REQUIRED WORK:
Your task is to output the entries below word for word.

----------------------------------------

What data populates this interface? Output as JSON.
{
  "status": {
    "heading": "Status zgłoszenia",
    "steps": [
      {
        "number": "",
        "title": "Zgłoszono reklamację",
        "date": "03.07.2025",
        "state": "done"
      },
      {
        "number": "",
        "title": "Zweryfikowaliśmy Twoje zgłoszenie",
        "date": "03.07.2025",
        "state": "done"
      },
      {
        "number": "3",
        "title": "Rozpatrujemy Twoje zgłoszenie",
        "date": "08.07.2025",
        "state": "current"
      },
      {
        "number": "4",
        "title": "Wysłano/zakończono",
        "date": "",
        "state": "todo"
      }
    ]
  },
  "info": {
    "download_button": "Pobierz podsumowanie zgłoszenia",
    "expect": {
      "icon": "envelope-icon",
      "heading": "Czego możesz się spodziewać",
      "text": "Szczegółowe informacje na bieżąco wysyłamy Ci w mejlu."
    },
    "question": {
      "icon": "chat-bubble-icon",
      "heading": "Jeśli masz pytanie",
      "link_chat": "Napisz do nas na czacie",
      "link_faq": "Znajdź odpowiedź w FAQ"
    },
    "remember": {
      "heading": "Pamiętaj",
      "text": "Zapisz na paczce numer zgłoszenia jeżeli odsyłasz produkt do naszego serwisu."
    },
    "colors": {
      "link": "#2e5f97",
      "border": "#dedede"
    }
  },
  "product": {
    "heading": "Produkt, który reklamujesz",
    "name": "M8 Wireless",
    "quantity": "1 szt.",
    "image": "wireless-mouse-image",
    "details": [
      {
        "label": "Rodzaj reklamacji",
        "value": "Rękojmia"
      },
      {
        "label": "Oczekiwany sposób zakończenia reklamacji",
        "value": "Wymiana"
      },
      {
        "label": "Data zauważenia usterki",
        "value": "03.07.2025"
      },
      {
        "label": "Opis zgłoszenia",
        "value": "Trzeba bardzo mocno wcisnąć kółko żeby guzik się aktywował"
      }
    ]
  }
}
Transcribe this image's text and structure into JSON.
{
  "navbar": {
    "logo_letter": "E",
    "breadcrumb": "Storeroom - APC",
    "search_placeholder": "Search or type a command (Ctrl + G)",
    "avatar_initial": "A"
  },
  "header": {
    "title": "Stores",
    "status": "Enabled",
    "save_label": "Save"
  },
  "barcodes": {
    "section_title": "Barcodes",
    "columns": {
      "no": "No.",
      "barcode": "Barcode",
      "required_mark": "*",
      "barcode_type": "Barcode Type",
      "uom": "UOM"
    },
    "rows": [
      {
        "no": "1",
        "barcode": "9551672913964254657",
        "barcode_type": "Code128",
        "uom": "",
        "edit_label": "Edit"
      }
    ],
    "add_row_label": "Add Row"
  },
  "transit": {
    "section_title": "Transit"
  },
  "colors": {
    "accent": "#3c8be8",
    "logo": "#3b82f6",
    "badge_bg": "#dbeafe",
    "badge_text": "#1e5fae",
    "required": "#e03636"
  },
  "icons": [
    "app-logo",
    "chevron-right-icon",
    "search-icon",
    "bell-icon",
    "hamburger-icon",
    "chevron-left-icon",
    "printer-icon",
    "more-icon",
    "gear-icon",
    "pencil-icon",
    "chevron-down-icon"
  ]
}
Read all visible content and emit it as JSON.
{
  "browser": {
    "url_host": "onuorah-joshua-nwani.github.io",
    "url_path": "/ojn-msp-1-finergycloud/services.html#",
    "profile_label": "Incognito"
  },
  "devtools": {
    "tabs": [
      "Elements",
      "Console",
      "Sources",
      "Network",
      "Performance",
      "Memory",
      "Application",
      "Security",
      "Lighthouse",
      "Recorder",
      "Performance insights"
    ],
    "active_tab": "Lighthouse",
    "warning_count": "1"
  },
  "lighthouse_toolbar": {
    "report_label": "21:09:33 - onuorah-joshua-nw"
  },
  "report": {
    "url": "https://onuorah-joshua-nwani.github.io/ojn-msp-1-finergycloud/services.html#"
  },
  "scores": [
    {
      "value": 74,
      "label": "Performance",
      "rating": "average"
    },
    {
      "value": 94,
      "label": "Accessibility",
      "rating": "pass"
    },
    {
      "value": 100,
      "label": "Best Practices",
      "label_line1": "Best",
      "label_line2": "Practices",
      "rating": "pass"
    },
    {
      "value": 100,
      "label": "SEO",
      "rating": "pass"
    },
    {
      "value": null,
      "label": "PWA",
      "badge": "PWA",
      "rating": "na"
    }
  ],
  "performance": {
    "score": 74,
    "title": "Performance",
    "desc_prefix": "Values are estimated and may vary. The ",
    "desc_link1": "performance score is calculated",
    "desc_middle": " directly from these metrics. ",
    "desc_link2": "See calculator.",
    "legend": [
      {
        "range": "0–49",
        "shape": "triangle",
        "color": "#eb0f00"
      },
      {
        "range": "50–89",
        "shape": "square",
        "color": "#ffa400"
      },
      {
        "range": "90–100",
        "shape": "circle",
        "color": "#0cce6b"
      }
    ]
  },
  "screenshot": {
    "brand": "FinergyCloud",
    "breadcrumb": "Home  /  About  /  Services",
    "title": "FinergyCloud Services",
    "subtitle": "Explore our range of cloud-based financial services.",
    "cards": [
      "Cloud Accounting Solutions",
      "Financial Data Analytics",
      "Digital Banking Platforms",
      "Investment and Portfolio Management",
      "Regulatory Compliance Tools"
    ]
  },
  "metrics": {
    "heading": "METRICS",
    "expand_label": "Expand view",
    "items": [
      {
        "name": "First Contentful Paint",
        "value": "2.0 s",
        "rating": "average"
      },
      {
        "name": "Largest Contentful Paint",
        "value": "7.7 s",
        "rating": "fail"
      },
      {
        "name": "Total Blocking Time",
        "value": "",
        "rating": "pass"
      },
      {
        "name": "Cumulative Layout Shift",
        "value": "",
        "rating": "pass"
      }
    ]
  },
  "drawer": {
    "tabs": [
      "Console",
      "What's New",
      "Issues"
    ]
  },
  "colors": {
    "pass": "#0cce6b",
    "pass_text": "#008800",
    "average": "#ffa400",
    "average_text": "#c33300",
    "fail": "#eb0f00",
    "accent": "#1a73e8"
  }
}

----------------------------------------

RESULT:
What data populates this interface? Output as JSON.
{
  "status": {
    "heading": "Status zgłoszenia",
    "steps": [
      {
        "number": "",
        "title": "Zgłoszono reklamację",
        "date": "03.07.2025",
        "state": "done"
      },
      {
        "number": "",
        "title": "Zweryfikowaliśmy Twoje zgłoszenie",
        "date": "03.07.2025",
        "state": "done"
      },
      {
        "number": "3",
        "title": "Rozpatrujemy Twoje zgłoszenie",
        "date": "08.07.2025",
        "state": "current"
      },
      {
        "number": "4",
        "title": "Wysłano/zakończono",
        "date": "",
        "state": "todo"
      }
    ]
  },
  "info": {
    "download_button": "Pobierz podsumowanie zgłoszenia",
    "expect": {
      "icon": "envelope-icon",
      "heading": "Czego możesz się spodziewać",
      "text": "Szczegółowe informacje na bieżąco wysyłamy Ci w mejlu."
    },
    "question": {
      "icon": "chat-bubble-icon",
      "heading": "Jeśli masz pytanie",
      "link_chat": "Napisz do nas na czacie",
      "link_faq": "Znajdź odpowiedź w FAQ"
    },
    "remember": {
      "heading": "Pamiętaj",
      "text": "Zapisz na paczce numer zgłoszenia jeżeli odsyłasz produkt do naszego serwisu."
    },
    "colors": {
      "link": "#2e5f97",
      "border": "#dedede"
    }
  },
  "product": {
    "heading": "Produkt, który reklamujesz",
    "name": "M8 Wireless",
    "quantity": "1 szt.",
    "image": "wireless-mouse-image",
    "details": [
      {
        "label": "Rodzaj reklamacji",
        "value": "Rękojmia"
      },
      {
        "label": "Oczekiwany sposób zakończenia reklamacji",
        "value": "Wymiana"
      },
      {
        "label": "Data zauważenia usterki",
        "value": "03.07.2025"
      },
      {
        "label": "Opis zgłoszenia",
        "value": "Trzeba bardzo mocno wcisnąć kółko żeby guzik się aktywował"
      }
    ]
  }
}
Transcribe this image's text and structure into JSON.
{
  "navbar": {
    "logo_letter": "E",
    "breadcrumb": "Storeroom - APC",
    "search_placeholder": "Search or type a command (Ctrl + G)",
    "avatar_initial": "A"
  },
  "header": {
    "title": "Stores",
    "status": "Enabled",
    "save_label": "Save"
  },
  "barcodes": {
    "section_title": "Barcodes",
    "columns": {
      "no": "No.",
      "barcode": "Barcode",
      "required_mark": "*",
      "barcode_type": "Barcode Type",
      "uom": "UOM"
    },
    "rows": [
      {
        "no": "1",
        "barcode": "9551672913964254657",
        "barcode_type": "Code128",
        "uom": "",
        "edit_label": "Edit"
      }
    ],
    "add_row_label": "Add Row"
  },
  "transit": {
    "section_title": "Transit"
  },
  "colors": {
    "accent": "#3c8be8",
    "logo": "#3b82f6",
    "badge_bg": "#dbeafe",
    "badge_text": "#1e5fae",
    "required": "#e03636"
  },
  "icons": [
    "app-logo",
    "chevron-right-icon",
    "search-icon",
    "bell-icon",
    "hamburger-icon",
    "chevron-left-icon",
    "printer-icon",
    "more-icon",
    "gear-icon",
    "pencil-icon",
    "chevron-down-icon"
  ]
}
Read all visible content and emit it as JSON.
{
  "browser": {
    "url_host": "onuorah-joshua-nwani.github.io",
    "url_path": "/ojn-msp-1-finergycloud/services.html#",
    "profile_label": "Incognito"
  },
  "devtools": {
    "tabs": [
      "Elements",
      "Console",
      "Sources",
      "Network",
      "Performance",
      "Memory",
      "Application",
      "Security",
      "Lighthouse",
      "Recorder",
      "Performance insights"
    ],
    "active_tab": "Lighthouse",
    "warning_count": "1"
  },
  "lighthouse_toolbar": {
    "report_label": "21:09:33 - onuorah-joshua-nw"
  },
  "report": {
    "url": "https://onuorah-joshua-nwani.github.io/ojn-msp-1-finergycloud/services.html#"
  },
  "scores": [
    {
      "value": 74,
      "label": "Performance",
      "rating": "average"
    },
    {
      "value": 94,
      "label": "Accessibility",
      "rating": "pass"
    },
    {
      "value": 100,
      "label": "Best Practices",
      "label_line1": "Best",
      "label_line2": "Practices",
      "rating": "pass"
    },
    {
      "value": 100,
      "label": "SEO",
      "rating": "pass"
    },
    {
      "value": null,
      "label": "PWA",
      "badge": "PWA",
      "rating": "na"
    }
  ],
  "performance": {
    "score": 74,
    "title": "Performance",
    "desc_prefix": "Values are estimated and may vary. The ",
    "desc_link1": "performance score is calculated",
    "desc_middle": " directly from these metrics. ",
    "desc_link2": "See calculator.",
    "legend": [
      {
        "range": "0–49",
        "shape": "triangle",
        "color": "#eb0f00"
      },
      {
        "range": "50–89",
        "shape": "square",
        "color": "#ffa400"
      },
      {
        "range": "90–100",
        "shape": "circle",
        "color": "#0cce6b"
      }
    ]
  },
  "screenshot": {
    "brand": "FinergyCloud",
    "breadcrumb": "Home  /  About  /  Services",
    "title": "FinergyCloud Services",
    "subtitle": "Explore our range of cloud-based financial services.",
    "cards": [
      "Cloud Accounting Solutions",
      "Financial Data Analytics",
      "Digital Banking Platforms",
      "Investment and Portfolio Management",
      "Regulatory Compliance Tools"
    ]
  },
  "metrics": {
    "heading": "METRICS",
    "expand_label": "Expand view",
    "items": [
      {
        "name": "First Contentful Paint",
        "value": "2.0 s",
        "rating": "average"
      },
      {
        "name": "Largest Contentful Paint",
        "value": "7.7 s",
        "rating": "fail"
      },
      {
        "name": "Total Blocking Time",
        "value": "",
        "rating": "pass"
      },
      {
        "name": "Cumulative Layout Shift",
        "value": "",
        "rating": "pass"
      }
    ]
  },
  "drawer": {
    "tabs": [
      "Console",
      "What's New",
      "Issues"
    ]
  },
  "colors": {
    "pass": "#0cce6b",
    "pass_text": "#008800",
    "average": "#ffa400",
    "average_text": "#c33300",
    "fail": "#eb0f00",
    "accent": "#1a73e8"
  }
}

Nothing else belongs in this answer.